[Part of a data file]

━━━━━━━━━━

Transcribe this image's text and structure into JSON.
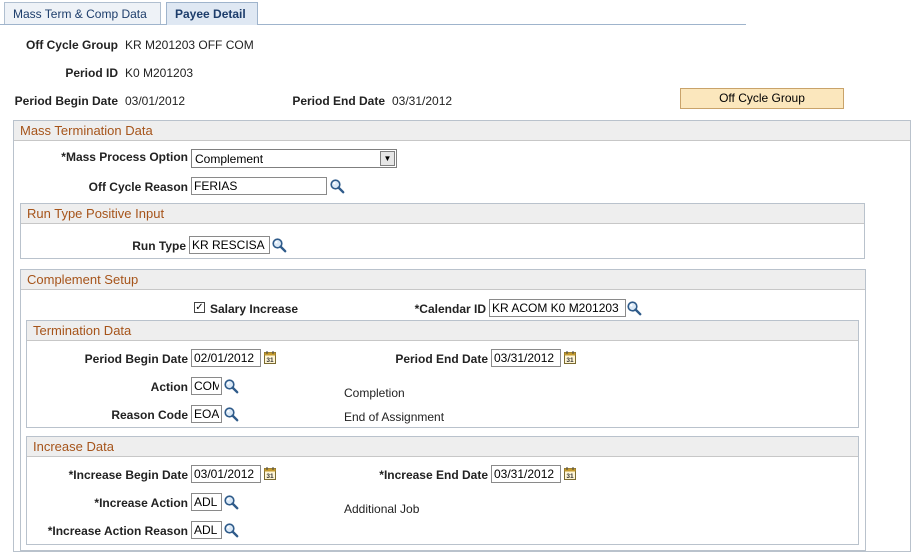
{
  "tabs": {
    "mass_term": "Mass Term & Comp Data",
    "payee_detail": "Payee Detail"
  },
  "header": {
    "off_cycle_group_label": "Off Cycle Group",
    "off_cycle_group_value": "KR M201203 OFF COM",
    "period_id_label": "Period ID",
    "period_id_value": "K0 M201203",
    "period_begin_label": "Period Begin Date",
    "period_begin_value": "03/01/2012",
    "period_end_label": "Period End Date",
    "period_end_value": "03/31/2012",
    "off_cycle_group_button": "Off Cycle Group"
  },
  "mass_termination": {
    "title": "Mass Termination Data",
    "mass_process_label": "*Mass Process Option",
    "mass_process_value": "Complement",
    "off_cycle_reason_label": "Off Cycle Reason",
    "off_cycle_reason_value": "FERIAS"
  },
  "run_type_input": {
    "title": "Run Type Positive Input",
    "run_type_label": "Run Type",
    "run_type_value": "KR RESCISA"
  },
  "complement_setup": {
    "title": "Complement Setup",
    "salary_increase_label": "Salary Increase",
    "salary_increase_checked": true,
    "calendar_id_label": "*Calendar ID",
    "calendar_id_value": "KR ACOM K0 M201203"
  },
  "termination_data": {
    "title": "Termination Data",
    "period_begin_label": "Period Begin Date",
    "period_begin_value": "02/01/2012",
    "period_end_label": "Period End Date",
    "period_end_value": "03/31/2012",
    "action_label": "Action",
    "action_value": "COM",
    "action_desc": "Completion",
    "reason_label": "Reason Code",
    "reason_value": "EOA",
    "reason_desc": "End of Assignment"
  },
  "increase_data": {
    "title": "Increase Data",
    "begin_label": "*Increase Begin Date",
    "begin_value": "03/01/2012",
    "end_label": "*Increase End Date",
    "end_value": "03/31/2012",
    "action_label": "*Increase Action",
    "action_value": "ADL",
    "action_desc": "Additional Job",
    "reason_label": "*Increase Action Reason",
    "reason_value": "ADL"
  },
  "icons": {
    "lookup": "magnifier-icon",
    "calendar": "calendar-icon",
    "dropdown": "chevron-down-icon",
    "check": "checkmark-icon"
  },
  "colors": {
    "section_title": "#a6541a",
    "tab_text": "#1d3d6b",
    "button_bg": "#fbe7bd"
  }
}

━━━━━━━━━━

» What this task involves: Pictures stay out; repeat all the rest of the records exactly.

» Solved problem:
Transcribe this image's text and structure into JSON.
{
  "tabs": {
    "mass_term": "Mass Term & Comp Data",
    "payee_detail": "Payee Detail"
  },
  "header": {
    "off_cycle_group_label": "Off Cycle Group",
    "off_cycle_group_value": "KR M201203 OFF COM",
    "period_id_label": "Period ID",
    "period_id_value": "K0 M201203",
    "period_begin_label": "Period Begin Date",
    "period_begin_value": "03/01/2012",
    "period_end_label": "Period End Date",
    "period_end_value": "03/31/2012",
    "off_cycle_group_button": "Off Cycle Group"
  },
  "mass_termination": {
    "title": "Mass Termination Data",
    "mass_process_label": "*Mass Process Option",
    "mass_process_value": "Complement",
    "off_cycle_reason_label": "Off Cycle Reason",
    "off_cycle_reason_value": "FERIAS"
  },
  "run_type_input": {
    "title": "Run Type Positive Input",
    "run_type_label": "Run Type",
    "run_type_value": "KR RESCISA"
  },
  "complement_setup": {
    "title": "Complement Setup",
    "salary_increase_label": "Salary Increase",
    "salary_increase_checked": true,
    "calendar_id_label": "*Calendar ID",
    "calendar_id_value": "KR ACOM K0 M201203"
  },
  "termination_data": {
    "title": "Termination Data",
    "period_begin_label": "Period Begin Date",
    "period_begin_value": "02/01/2012",
    "period_end_label": "Period End Date",
    "period_end_value": "03/31/2012",
    "action_label": "Action",
    "action_value": "COM",
    "action_desc": "Completion",
    "reason_label": "Reason Code",
    "reason_value": "EOA",
    "reason_desc": "End of Assignment"
  },
  "increase_data": {
    "title": "Increase Data",
    "begin_label": "*Increase Begin Date",
    "begin_value": "03/01/2012",
    "end_label": "*Increase End Date",
    "end_value": "03/31/2012",
    "action_label": "*Increase Action",
    "action_value": "ADL",
    "action_desc": "Additional Job",
    "reason_label": "*Increase Action Reason",
    "reason_value": "ADL"
  },
  "icons": {
    "lookup": "magnifier-icon",
    "calendar": "calendar-icon",
    "dropdown": "chevron-down-icon",
    "check": "checkmark-icon"
  },
  "colors": {
    "section_title": "#a6541a",
    "tab_text": "#1d3d6b",
    "button_bg": "#fbe7bd"
  }
}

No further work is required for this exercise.